DATA SHOWN.
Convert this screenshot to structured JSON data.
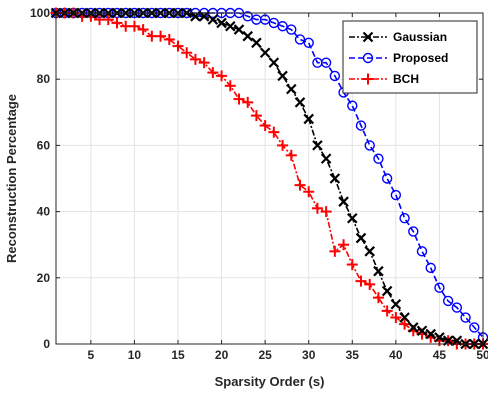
{
  "chart_data": {
    "type": "line",
    "title": "",
    "xlabel": "Sparsity Order (s)",
    "ylabel": "Reconstruction Percentage",
    "xlim": [
      1,
      50
    ],
    "ylim": [
      0,
      100
    ],
    "xticks": [
      5,
      10,
      15,
      20,
      25,
      30,
      35,
      40,
      45,
      50
    ],
    "yticks": [
      0,
      20,
      40,
      60,
      80,
      100
    ],
    "grid": true,
    "legend_position": "top-right",
    "x": [
      1,
      2,
      3,
      4,
      5,
      6,
      7,
      8,
      9,
      10,
      11,
      12,
      13,
      14,
      15,
      16,
      17,
      18,
      19,
      20,
      21,
      22,
      23,
      24,
      25,
      26,
      27,
      28,
      29,
      30,
      31,
      32,
      33,
      34,
      35,
      36,
      37,
      38,
      39,
      40,
      41,
      42,
      43,
      44,
      45,
      46,
      47,
      48,
      49,
      50
    ],
    "series": [
      {
        "name": "Gaussian",
        "color": "#000000",
        "marker": "x",
        "line": "dash-dot",
        "values": [
          100,
          100,
          100,
          100,
          100,
          100,
          100,
          100,
          100,
          100,
          100,
          100,
          100,
          100,
          100,
          100,
          99,
          99,
          98,
          97,
          96,
          95,
          93,
          91,
          88,
          85,
          81,
          77,
          73,
          68,
          60,
          56,
          50,
          43,
          38,
          32,
          28,
          22,
          16,
          12,
          8,
          5,
          4,
          3,
          2,
          1,
          1,
          0,
          0,
          0
        ]
      },
      {
        "name": "Proposed",
        "color": "#0000ff",
        "marker": "o",
        "line": "dash",
        "values": [
          100,
          100,
          100,
          100,
          100,
          100,
          100,
          100,
          100,
          100,
          100,
          100,
          100,
          100,
          100,
          100,
          100,
          100,
          100,
          100,
          100,
          100,
          99,
          98,
          98,
          97,
          96,
          95,
          92,
          91,
          85,
          85,
          81,
          76,
          72,
          66,
          60,
          56,
          50,
          45,
          38,
          34,
          28,
          23,
          17,
          13,
          11,
          8,
          5,
          2
        ]
      },
      {
        "name": "BCH",
        "color": "#ff0000",
        "marker": "+",
        "line": "dash-dot",
        "values": [
          100,
          100,
          100,
          99,
          99,
          98,
          98,
          97,
          96,
          96,
          95,
          93,
          93,
          92,
          90,
          88,
          86,
          85,
          82,
          81,
          78,
          74,
          73,
          69,
          66,
          64,
          60,
          57,
          48,
          46,
          41,
          40,
          28,
          30,
          24,
          19,
          18,
          14,
          10,
          8,
          6,
          4,
          3,
          2,
          1,
          1,
          0,
          0,
          0,
          0
        ]
      }
    ]
  },
  "colors": {
    "axis": "#262626",
    "grid": "#e3e3e3",
    "background": "#ffffff"
  }
}
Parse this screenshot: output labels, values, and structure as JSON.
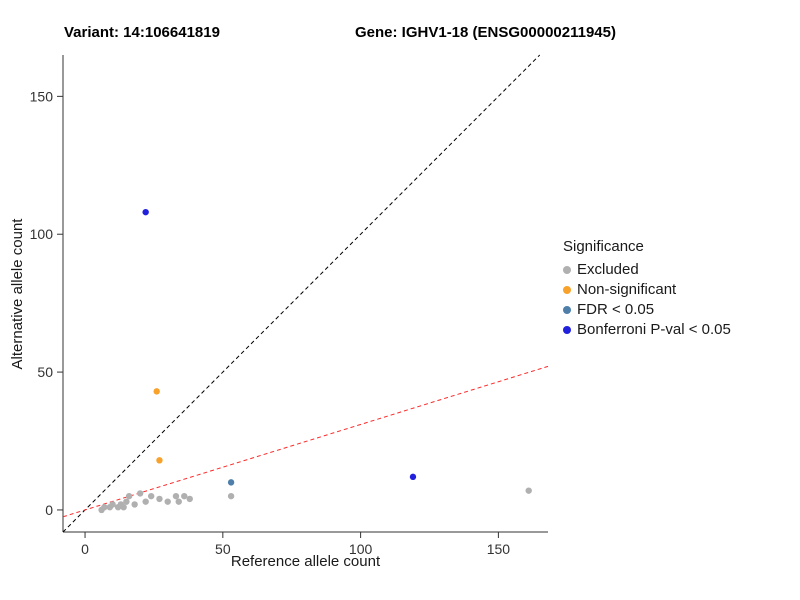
{
  "titles": {
    "variant": "Variant: 14:106641819",
    "gene": "Gene: IGHV1-18 (ENSG00000211945)"
  },
  "chart_data": {
    "type": "scatter",
    "xlabel": "Reference allele count",
    "ylabel": "Alternative allele count",
    "xlim": [
      -8,
      168
    ],
    "ylim": [
      -8,
      165
    ],
    "xticks": [
      0,
      50,
      100,
      150
    ],
    "yticks": [
      0,
      50,
      100,
      150
    ],
    "grid": false,
    "axis_color": "#333333",
    "tick_label_color": "#333333",
    "legend": {
      "title": "Significance",
      "position": "right",
      "items": [
        {
          "label": "Excluded",
          "color": "#b0b0b0"
        },
        {
          "label": "Non-significant",
          "color": "#f8a22c"
        },
        {
          "label": "FDR < 0.05",
          "color": "#4e7fab"
        },
        {
          "label": "Bonferroni P-val < 0.05",
          "color": "#2121dd"
        }
      ]
    },
    "series": [
      {
        "name": "Excluded",
        "color": "#b0b0b0",
        "points": [
          [
            6,
            0
          ],
          [
            7,
            1
          ],
          [
            9,
            1
          ],
          [
            10,
            2
          ],
          [
            12,
            1
          ],
          [
            13,
            2
          ],
          [
            14,
            1
          ],
          [
            15,
            3
          ],
          [
            16,
            5
          ],
          [
            18,
            2
          ],
          [
            20,
            6
          ],
          [
            22,
            3
          ],
          [
            24,
            5
          ],
          [
            27,
            4
          ],
          [
            30,
            3
          ],
          [
            33,
            5
          ],
          [
            34,
            3
          ],
          [
            36,
            5
          ],
          [
            38,
            4
          ],
          [
            53,
            5
          ],
          [
            161,
            7
          ]
        ]
      },
      {
        "name": "Non-significant",
        "color": "#f8a22c",
        "points": [
          [
            26,
            43
          ],
          [
            27,
            18
          ]
        ]
      },
      {
        "name": "FDR < 0.05",
        "color": "#4e7fab",
        "points": [
          [
            53,
            10
          ]
        ]
      },
      {
        "name": "Bonferroni P-val < 0.05",
        "color": "#2121dd",
        "points": [
          [
            22,
            108
          ],
          [
            119,
            12
          ]
        ]
      }
    ],
    "lines": [
      {
        "name": "identity-line",
        "color": "#000000",
        "dash": "4 3",
        "slope": 1,
        "intercept": 0
      },
      {
        "name": "expected-ratio-line",
        "color": "#ff2a2a",
        "dash": "4 3",
        "slope": 0.31,
        "intercept": 0
      }
    ]
  }
}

PROBLEM TO SOLVE.
Copy out all of the data word for word. Do not carry over any picture.

RESPONSE FOR THIS EXERCISE.
Convert this screenshot to structured JSON data.
{
  "chart_data": {
    "type": "line",
    "title": "",
    "xlabel": "Sparsity Order (s)",
    "ylabel": "Reconstruction Percentage",
    "xlim": [
      1,
      50
    ],
    "ylim": [
      0,
      100
    ],
    "xticks": [
      5,
      10,
      15,
      20,
      25,
      30,
      35,
      40,
      45,
      50
    ],
    "yticks": [
      0,
      20,
      40,
      60,
      80,
      100
    ],
    "grid": true,
    "legend_position": "top-right",
    "x": [
      1,
      2,
      3,
      4,
      5,
      6,
      7,
      8,
      9,
      10,
      11,
      12,
      13,
      14,
      15,
      16,
      17,
      18,
      19,
      20,
      21,
      22,
      23,
      24,
      25,
      26,
      27,
      28,
      29,
      30,
      31,
      32,
      33,
      34,
      35,
      36,
      37,
      38,
      39,
      40,
      41,
      42,
      43,
      44,
      45,
      46,
      47,
      48,
      49,
      50
    ],
    "series": [
      {
        "name": "Gaussian",
        "color": "#000000",
        "marker": "x",
        "line": "dash-dot",
        "values": [
          100,
          100,
          100,
          100,
          100,
          100,
          100,
          100,
          100,
          100,
          100,
          100,
          100,
          100,
          100,
          100,
          99,
          99,
          98,
          97,
          96,
          95,
          93,
          91,
          88,
          85,
          81,
          77,
          73,
          68,
          60,
          56,
          50,
          43,
          38,
          32,
          28,
          22,
          16,
          12,
          8,
          5,
          4,
          3,
          2,
          1,
          1,
          0,
          0,
          0
        ]
      },
      {
        "name": "Proposed",
        "color": "#0000ff",
        "marker": "o",
        "line": "dash",
        "values": [
          100,
          100,
          100,
          100,
          100,
          100,
          100,
          100,
          100,
          100,
          100,
          100,
          100,
          100,
          100,
          100,
          100,
          100,
          100,
          100,
          100,
          100,
          99,
          98,
          98,
          97,
          96,
          95,
          92,
          91,
          85,
          85,
          81,
          76,
          72,
          66,
          60,
          56,
          50,
          45,
          38,
          34,
          28,
          23,
          17,
          13,
          11,
          8,
          5,
          2
        ]
      },
      {
        "name": "BCH",
        "color": "#ff0000",
        "marker": "+",
        "line": "dash-dot",
        "values": [
          100,
          100,
          100,
          99,
          99,
          98,
          98,
          97,
          96,
          96,
          95,
          93,
          93,
          92,
          90,
          88,
          86,
          85,
          82,
          81,
          78,
          74,
          73,
          69,
          66,
          64,
          60,
          57,
          48,
          46,
          41,
          40,
          28,
          30,
          24,
          19,
          18,
          14,
          10,
          8,
          6,
          4,
          3,
          2,
          1,
          1,
          0,
          0,
          0,
          0
        ]
      }
    ]
  },
  "colors": {
    "axis": "#262626",
    "grid": "#e3e3e3",
    "background": "#ffffff"
  }
}
Parse this screenshot: output labels, values, and structure as JSON.
{
  "titles": {
    "variant": "Variant: 14:106641819",
    "gene": "Gene: IGHV1-18 (ENSG00000211945)"
  },
  "chart_data": {
    "type": "scatter",
    "xlabel": "Reference allele count",
    "ylabel": "Alternative allele count",
    "xlim": [
      -8,
      168
    ],
    "ylim": [
      -8,
      165
    ],
    "xticks": [
      0,
      50,
      100,
      150
    ],
    "yticks": [
      0,
      50,
      100,
      150
    ],
    "grid": false,
    "axis_color": "#333333",
    "tick_label_color": "#333333",
    "legend": {
      "title": "Significance",
      "position": "right",
      "items": [
        {
          "label": "Excluded",
          "color": "#b0b0b0"
        },
        {
          "label": "Non-significant",
          "color": "#f8a22c"
        },
        {
          "label": "FDR < 0.05",
          "color": "#4e7fab"
        },
        {
          "label": "Bonferroni P-val < 0.05",
          "color": "#2121dd"
        }
      ]
    },
    "series": [
      {
        "name": "Excluded",
        "color": "#b0b0b0",
        "points": [
          [
            6,
            0
          ],
          [
            7,
            1
          ],
          [
            9,
            1
          ],
          [
            10,
            2
          ],
          [
            12,
            1
          ],
          [
            13,
            2
          ],
          [
            14,
            1
          ],
          [
            15,
            3
          ],
          [
            16,
            5
          ],
          [
            18,
            2
          ],
          [
            20,
            6
          ],
          [
            22,
            3
          ],
          [
            24,
            5
          ],
          [
            27,
            4
          ],
          [
            30,
            3
          ],
          [
            33,
            5
          ],
          [
            34,
            3
          ],
          [
            36,
            5
          ],
          [
            38,
            4
          ],
          [
            53,
            5
          ],
          [
            161,
            7
          ]
        ]
      },
      {
        "name": "Non-significant",
        "color": "#f8a22c",
        "points": [
          [
            26,
            43
          ],
          [
            27,
            18
          ]
        ]
      },
      {
        "name": "FDR < 0.05",
        "color": "#4e7fab",
        "points": [
          [
            53,
            10
          ]
        ]
      },
      {
        "name": "Bonferroni P-val < 0.05",
        "color": "#2121dd",
        "points": [
          [
            22,
            108
          ],
          [
            119,
            12
          ]
        ]
      }
    ],
    "lines": [
      {
        "name": "identity-line",
        "color": "#000000",
        "dash": "4 3",
        "slope": 1,
        "intercept": 0
      },
      {
        "name": "expected-ratio-line",
        "color": "#ff2a2a",
        "dash": "4 3",
        "slope": 0.31,
        "intercept": 0
      }
    ]
  }
}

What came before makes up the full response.